### Task details
Retype the listing word for word, starting at its first line and ending at the line that contains "coastline (113, 159, 1387, 302)".

** Begin **

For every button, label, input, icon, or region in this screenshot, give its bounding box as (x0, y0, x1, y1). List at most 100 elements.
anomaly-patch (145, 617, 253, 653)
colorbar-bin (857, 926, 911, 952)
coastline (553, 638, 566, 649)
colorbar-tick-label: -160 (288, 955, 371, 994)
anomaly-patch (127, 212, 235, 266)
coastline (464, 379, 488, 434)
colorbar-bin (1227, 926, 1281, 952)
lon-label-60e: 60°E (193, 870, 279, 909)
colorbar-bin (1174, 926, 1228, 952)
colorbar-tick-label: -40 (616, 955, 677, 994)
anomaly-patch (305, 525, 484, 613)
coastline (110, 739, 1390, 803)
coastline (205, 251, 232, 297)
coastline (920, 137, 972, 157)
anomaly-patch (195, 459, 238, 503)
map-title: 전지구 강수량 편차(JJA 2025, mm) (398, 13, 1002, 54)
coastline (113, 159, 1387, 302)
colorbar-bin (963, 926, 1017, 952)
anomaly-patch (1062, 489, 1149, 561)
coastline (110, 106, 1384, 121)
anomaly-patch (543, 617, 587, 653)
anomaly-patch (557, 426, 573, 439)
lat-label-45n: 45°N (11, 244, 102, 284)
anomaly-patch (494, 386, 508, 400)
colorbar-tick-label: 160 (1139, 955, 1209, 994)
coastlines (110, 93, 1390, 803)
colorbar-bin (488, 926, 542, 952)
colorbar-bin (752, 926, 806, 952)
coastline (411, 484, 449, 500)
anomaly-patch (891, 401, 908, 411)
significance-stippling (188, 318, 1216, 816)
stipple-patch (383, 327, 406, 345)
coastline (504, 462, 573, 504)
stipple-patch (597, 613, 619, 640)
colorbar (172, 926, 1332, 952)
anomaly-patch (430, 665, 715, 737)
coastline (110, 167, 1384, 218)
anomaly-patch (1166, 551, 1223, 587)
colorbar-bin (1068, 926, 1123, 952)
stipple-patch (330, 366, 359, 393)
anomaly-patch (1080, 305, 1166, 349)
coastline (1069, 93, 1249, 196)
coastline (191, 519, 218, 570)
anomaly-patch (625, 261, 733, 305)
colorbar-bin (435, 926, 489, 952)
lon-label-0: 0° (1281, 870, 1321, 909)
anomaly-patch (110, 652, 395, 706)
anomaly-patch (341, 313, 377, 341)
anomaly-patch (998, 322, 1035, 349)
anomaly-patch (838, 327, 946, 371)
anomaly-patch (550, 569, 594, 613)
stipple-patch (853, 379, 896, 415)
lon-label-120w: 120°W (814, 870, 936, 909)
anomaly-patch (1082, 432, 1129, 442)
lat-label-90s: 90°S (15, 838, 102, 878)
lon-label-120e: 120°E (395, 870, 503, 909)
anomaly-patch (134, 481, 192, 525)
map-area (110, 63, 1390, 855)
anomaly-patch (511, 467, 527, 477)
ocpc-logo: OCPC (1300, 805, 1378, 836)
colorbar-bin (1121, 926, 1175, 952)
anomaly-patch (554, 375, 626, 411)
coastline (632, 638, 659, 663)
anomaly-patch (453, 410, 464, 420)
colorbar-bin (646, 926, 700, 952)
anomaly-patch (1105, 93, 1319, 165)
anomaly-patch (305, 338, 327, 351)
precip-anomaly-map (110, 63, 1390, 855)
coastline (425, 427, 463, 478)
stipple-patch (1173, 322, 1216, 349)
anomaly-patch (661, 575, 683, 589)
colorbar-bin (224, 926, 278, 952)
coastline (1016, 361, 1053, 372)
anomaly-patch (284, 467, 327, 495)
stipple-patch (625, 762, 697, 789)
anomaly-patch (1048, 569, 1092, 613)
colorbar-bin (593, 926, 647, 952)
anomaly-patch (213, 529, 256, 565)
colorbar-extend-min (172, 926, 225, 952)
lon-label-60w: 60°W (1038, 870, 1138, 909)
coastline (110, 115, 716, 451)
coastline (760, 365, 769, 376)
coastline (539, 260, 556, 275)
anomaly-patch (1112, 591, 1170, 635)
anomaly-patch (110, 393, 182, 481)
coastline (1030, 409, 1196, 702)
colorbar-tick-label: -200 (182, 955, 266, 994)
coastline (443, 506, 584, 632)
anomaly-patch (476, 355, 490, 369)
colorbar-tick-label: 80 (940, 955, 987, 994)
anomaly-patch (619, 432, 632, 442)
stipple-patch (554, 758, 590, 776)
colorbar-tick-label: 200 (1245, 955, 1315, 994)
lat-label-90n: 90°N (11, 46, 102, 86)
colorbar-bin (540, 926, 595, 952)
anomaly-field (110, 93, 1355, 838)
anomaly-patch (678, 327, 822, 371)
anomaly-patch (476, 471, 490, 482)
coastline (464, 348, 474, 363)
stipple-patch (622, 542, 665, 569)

** End **

### Written answer
For every button, label, input, icon, or region in this screenshot, give its bounding box as (x0, y0, x1, y1). List at most 100 elements.
anomaly-patch (145, 617, 253, 653)
colorbar-bin (857, 926, 911, 952)
coastline (553, 638, 566, 649)
colorbar-tick-label: -160 (288, 955, 371, 994)
anomaly-patch (127, 212, 235, 266)
coastline (464, 379, 488, 434)
colorbar-bin (1227, 926, 1281, 952)
lon-label-60e: 60°E (193, 870, 279, 909)
colorbar-bin (1174, 926, 1228, 952)
colorbar-tick-label: -40 (616, 955, 677, 994)
anomaly-patch (305, 525, 484, 613)
coastline (110, 739, 1390, 803)
coastline (205, 251, 232, 297)
coastline (920, 137, 972, 157)
anomaly-patch (195, 459, 238, 503)
map-title: 전지구 강수량 편차(JJA 2025, mm) (398, 13, 1002, 54)
coastline (113, 159, 1387, 302)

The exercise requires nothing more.